TASK STATEMENT: Copy out the records word for word, starting with the line that contains "Identify all the" and ending with the line that contains "month-button[interactable]: [10, 427, 85, 456]", with both of those lines included.
— Start DATA SHOWN —
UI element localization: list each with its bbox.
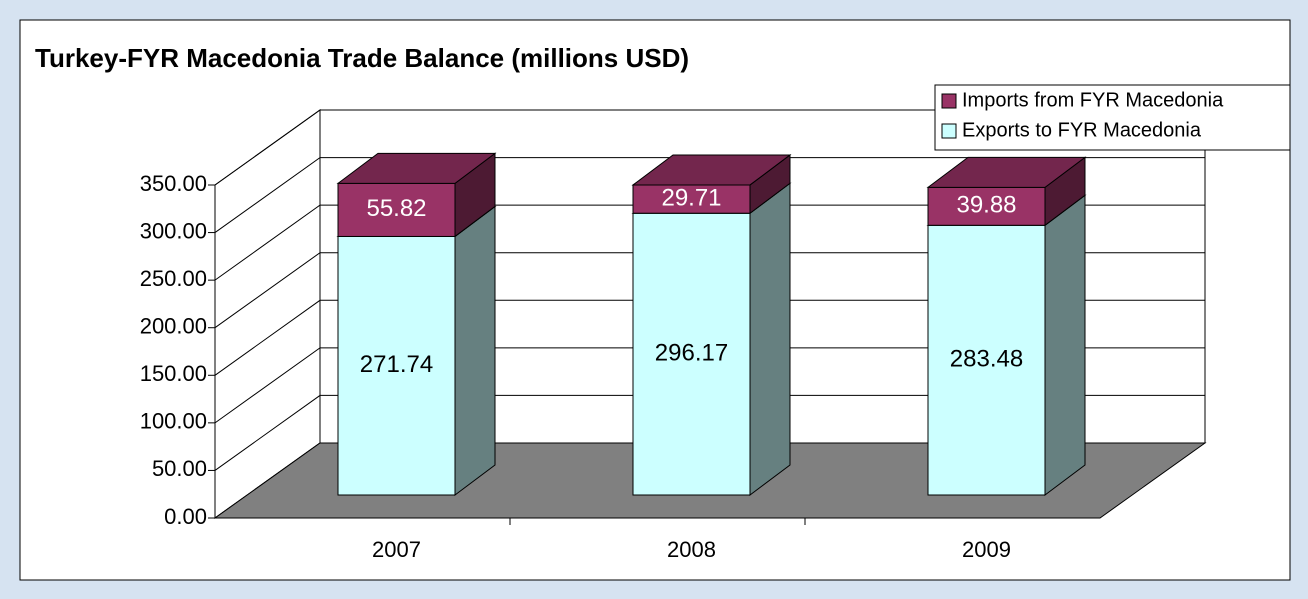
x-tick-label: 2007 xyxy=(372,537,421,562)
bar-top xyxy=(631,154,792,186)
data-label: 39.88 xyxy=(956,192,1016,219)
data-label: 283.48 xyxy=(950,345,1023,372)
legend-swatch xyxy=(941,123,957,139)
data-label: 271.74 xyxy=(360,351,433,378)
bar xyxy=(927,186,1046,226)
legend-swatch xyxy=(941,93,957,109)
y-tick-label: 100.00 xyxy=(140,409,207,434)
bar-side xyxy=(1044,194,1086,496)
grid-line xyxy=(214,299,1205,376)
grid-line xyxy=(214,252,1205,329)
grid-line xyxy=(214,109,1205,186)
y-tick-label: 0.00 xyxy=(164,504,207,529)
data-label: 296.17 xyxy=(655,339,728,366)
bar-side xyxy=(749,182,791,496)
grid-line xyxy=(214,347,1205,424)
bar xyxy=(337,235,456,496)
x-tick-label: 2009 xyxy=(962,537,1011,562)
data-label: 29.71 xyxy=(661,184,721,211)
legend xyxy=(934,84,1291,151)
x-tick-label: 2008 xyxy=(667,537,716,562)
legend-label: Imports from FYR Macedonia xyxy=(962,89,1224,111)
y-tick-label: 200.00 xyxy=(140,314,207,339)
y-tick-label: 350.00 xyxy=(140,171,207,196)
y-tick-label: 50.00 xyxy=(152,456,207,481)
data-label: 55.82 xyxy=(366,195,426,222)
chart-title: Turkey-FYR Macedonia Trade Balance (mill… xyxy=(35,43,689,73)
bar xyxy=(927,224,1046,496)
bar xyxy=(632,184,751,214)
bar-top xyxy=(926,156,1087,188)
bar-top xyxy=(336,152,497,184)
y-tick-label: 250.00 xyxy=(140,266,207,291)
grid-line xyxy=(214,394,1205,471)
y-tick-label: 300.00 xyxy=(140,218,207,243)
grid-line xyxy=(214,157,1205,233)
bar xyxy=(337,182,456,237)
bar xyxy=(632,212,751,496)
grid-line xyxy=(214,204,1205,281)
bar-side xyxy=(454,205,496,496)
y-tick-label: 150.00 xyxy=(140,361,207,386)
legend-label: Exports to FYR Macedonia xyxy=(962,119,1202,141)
— End DATA SHOWN —
— Start DATA SHOWN —
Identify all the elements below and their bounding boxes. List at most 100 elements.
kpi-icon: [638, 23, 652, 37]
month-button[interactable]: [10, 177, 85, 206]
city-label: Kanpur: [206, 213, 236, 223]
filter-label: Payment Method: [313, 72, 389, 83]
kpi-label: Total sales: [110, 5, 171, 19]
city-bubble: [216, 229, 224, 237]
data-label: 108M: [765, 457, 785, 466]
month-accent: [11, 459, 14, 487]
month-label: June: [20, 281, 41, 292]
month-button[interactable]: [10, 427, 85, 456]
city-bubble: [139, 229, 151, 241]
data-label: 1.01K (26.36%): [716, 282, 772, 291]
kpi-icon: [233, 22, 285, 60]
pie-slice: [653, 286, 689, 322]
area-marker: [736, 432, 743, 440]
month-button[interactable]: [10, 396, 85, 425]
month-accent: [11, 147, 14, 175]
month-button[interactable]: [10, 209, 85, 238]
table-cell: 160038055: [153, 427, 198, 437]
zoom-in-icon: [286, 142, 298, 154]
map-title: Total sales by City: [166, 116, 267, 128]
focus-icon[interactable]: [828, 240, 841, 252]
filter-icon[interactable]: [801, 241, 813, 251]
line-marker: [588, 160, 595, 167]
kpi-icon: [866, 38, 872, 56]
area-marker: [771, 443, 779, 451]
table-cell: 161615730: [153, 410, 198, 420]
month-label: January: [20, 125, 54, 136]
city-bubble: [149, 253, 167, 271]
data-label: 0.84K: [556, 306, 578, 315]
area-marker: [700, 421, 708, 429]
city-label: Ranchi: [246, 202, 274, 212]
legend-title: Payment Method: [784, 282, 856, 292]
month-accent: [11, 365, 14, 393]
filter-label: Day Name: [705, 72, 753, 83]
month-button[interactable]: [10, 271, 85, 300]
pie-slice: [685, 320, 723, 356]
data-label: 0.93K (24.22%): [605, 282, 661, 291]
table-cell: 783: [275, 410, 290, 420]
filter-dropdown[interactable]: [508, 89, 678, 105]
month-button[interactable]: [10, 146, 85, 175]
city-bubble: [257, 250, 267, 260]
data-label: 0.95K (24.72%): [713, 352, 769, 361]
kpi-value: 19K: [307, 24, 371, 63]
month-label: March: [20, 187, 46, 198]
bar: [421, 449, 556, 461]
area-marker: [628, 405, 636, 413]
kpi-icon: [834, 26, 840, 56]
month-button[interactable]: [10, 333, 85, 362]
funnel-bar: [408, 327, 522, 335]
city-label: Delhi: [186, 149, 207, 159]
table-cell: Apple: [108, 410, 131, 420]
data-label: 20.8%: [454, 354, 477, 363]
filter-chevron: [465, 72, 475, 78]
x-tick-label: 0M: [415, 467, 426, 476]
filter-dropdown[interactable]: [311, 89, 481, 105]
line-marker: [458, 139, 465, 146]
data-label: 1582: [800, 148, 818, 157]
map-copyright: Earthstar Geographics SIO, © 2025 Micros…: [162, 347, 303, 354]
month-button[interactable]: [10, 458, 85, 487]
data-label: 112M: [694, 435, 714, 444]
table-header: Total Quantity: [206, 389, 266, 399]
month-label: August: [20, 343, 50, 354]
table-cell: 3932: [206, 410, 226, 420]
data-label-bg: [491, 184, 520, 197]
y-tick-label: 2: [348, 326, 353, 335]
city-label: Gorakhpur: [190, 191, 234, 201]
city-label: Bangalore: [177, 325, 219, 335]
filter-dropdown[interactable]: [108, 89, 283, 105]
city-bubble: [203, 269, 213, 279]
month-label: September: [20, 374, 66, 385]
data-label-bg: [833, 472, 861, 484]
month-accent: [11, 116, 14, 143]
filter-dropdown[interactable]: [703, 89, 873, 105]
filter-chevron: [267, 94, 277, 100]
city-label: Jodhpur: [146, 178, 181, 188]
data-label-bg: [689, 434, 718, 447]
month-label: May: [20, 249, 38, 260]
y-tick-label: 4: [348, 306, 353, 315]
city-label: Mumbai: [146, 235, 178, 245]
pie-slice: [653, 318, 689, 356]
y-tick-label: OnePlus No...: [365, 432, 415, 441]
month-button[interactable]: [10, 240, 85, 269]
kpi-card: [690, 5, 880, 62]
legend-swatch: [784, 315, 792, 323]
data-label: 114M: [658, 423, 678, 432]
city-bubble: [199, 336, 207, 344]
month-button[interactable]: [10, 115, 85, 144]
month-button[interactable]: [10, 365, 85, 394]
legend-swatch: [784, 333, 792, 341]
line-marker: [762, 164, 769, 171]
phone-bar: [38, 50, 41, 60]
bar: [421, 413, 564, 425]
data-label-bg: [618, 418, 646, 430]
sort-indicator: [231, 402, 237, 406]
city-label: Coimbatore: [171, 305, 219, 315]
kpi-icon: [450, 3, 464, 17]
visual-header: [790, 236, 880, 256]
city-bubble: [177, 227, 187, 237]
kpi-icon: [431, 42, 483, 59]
— End DATA SHOWN —
— Start DATA SHOWN —
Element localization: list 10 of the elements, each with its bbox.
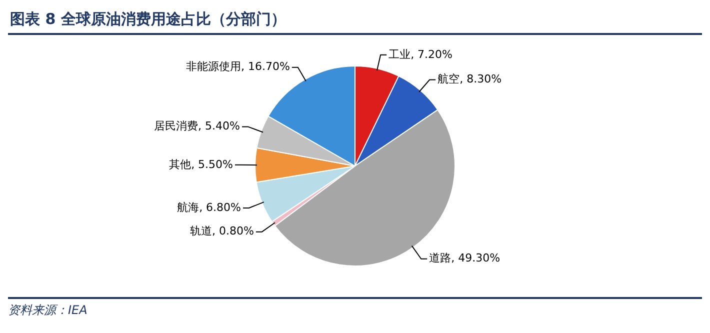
— End DATA SHOWN —
FINAL RESULT:
Identify all the elements below and their bounding boxes. List at most 100 elements.
kpi-icon: [638, 23, 652, 37]
month-button[interactable]: [10, 177, 85, 206]
city-label: Kanpur: [206, 213, 236, 223]
filter-label: Payment Method: [313, 72, 389, 83]
kpi-label: Total sales: [110, 5, 171, 19]
city-bubble: [216, 229, 224, 237]
data-label: 108M: [765, 457, 785, 466]
month-accent: [11, 459, 14, 487]
month-label: June: [20, 281, 41, 292]
month-button[interactable]: [10, 427, 85, 456]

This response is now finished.